▸ **TASK**: List every author named in the page excerpt on shortcuts in text classification below.

Short-circuiting Shortcuts: Mechanistic Investigation of Shortcuts in Text Classification
Leon Eshuijs, Shihan Wang, Antske Fokkens
TL;DR
This work investigates how spurious shortcuts are processed inside LLMs by combining mechanistic interpretability with a controlled ActorCorr sentiment dataset. It identifies a shortcut circuit where early MLPs enrich shortcut features and later attention heads (Label Heads) extract and inject label-specific information, leading to premature predictions. The authors introduce Head-based Token Attribution (HTA), a targeted feature-attribution method that attributes token-level influence to specific heads, outperforming IG and LIME in detecting shortcuts and enabling mitigation via selective head ablation. The findings advance interpretability by revealing when and where internal decisions are made and offer practical mitigation strategies to curb shortcut effects in real-world models.
Abstract
Reliance on spurious correlations (shortcuts) has been shown to underlie many of the successes of language models. Previous work focused on identifying the input elements that impact prediction. We investigate how shortcuts are actually processed within the model's decision-making mechanism. We use actor names in movie reviews as controllable shortcuts with known impact on the outcome. We use mechanistic interpretability methods and identify specific attention heads that focus on shortcuts. These heads gear the model towards a label before processing the complete input, effectively making premature decisions that bypass contextual analysis. Based on these findings, we introduce Head-based Token Attribution (HTA), which traces intermediate decisions back to input tokens. We show that HTA is effective in detecting shortcuts in LLMs and enables targeted mitigation by selectively deactivating shortcut-related attention heads.

▸ **EXTRACTED ENTRIES**:
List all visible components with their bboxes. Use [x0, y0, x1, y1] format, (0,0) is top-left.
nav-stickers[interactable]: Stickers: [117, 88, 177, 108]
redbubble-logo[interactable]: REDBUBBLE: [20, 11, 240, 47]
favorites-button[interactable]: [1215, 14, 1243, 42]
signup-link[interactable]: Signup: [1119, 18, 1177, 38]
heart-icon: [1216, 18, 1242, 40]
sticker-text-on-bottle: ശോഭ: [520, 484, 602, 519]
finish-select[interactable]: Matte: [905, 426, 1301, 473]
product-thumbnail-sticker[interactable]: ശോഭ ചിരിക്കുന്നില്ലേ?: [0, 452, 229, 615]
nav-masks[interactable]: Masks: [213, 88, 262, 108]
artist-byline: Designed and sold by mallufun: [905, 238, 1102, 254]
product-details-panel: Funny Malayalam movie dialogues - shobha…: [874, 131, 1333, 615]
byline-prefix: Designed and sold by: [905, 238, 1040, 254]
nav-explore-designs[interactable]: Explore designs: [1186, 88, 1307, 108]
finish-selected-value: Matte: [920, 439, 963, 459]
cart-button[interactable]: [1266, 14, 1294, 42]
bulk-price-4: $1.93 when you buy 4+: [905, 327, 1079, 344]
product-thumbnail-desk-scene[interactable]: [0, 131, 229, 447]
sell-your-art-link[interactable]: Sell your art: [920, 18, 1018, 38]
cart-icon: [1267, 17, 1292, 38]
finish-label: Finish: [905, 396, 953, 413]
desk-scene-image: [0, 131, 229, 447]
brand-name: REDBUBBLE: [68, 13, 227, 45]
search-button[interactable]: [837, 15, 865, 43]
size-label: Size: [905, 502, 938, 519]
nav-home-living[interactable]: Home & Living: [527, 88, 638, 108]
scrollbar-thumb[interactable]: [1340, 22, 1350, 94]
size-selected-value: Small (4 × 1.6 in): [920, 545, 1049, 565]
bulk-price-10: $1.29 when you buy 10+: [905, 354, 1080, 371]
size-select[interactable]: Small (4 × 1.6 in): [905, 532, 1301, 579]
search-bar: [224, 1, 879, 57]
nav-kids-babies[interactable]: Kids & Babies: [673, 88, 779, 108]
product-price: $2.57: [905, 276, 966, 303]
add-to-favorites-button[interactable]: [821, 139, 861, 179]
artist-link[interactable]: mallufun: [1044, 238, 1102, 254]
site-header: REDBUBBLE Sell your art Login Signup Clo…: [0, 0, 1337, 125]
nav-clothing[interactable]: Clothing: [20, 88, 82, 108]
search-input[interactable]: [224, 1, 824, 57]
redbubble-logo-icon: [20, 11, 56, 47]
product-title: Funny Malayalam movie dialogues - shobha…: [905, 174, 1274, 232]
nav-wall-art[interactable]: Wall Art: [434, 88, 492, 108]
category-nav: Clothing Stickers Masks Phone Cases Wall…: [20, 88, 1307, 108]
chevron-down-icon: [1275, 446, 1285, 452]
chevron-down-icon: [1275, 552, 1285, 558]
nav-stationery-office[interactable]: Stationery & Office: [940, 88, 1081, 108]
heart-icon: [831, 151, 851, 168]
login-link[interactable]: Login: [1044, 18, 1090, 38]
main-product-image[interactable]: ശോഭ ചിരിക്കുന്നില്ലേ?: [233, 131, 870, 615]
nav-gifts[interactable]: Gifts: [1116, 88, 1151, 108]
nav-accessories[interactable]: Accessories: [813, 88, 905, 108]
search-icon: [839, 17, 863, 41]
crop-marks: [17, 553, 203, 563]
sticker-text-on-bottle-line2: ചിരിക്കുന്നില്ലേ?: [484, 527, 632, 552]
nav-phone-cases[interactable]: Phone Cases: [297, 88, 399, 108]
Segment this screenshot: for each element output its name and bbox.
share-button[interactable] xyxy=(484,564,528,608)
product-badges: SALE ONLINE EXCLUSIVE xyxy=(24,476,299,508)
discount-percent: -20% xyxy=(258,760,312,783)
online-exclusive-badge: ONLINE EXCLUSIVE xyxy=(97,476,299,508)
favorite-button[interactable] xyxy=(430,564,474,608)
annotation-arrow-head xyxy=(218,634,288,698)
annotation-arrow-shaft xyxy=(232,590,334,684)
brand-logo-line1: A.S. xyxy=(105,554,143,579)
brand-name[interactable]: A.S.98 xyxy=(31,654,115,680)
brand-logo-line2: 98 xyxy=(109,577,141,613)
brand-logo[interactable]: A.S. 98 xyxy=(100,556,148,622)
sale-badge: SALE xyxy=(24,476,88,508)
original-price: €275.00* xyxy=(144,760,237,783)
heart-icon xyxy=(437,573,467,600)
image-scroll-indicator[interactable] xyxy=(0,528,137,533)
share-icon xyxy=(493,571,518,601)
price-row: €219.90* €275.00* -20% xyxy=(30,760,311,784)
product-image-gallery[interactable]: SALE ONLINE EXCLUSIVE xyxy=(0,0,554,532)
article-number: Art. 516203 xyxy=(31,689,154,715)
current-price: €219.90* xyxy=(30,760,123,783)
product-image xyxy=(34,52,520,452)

▸ **EXERCISE RESULT**: Leon Eshuijs, Shihan Wang, Antske Fokkens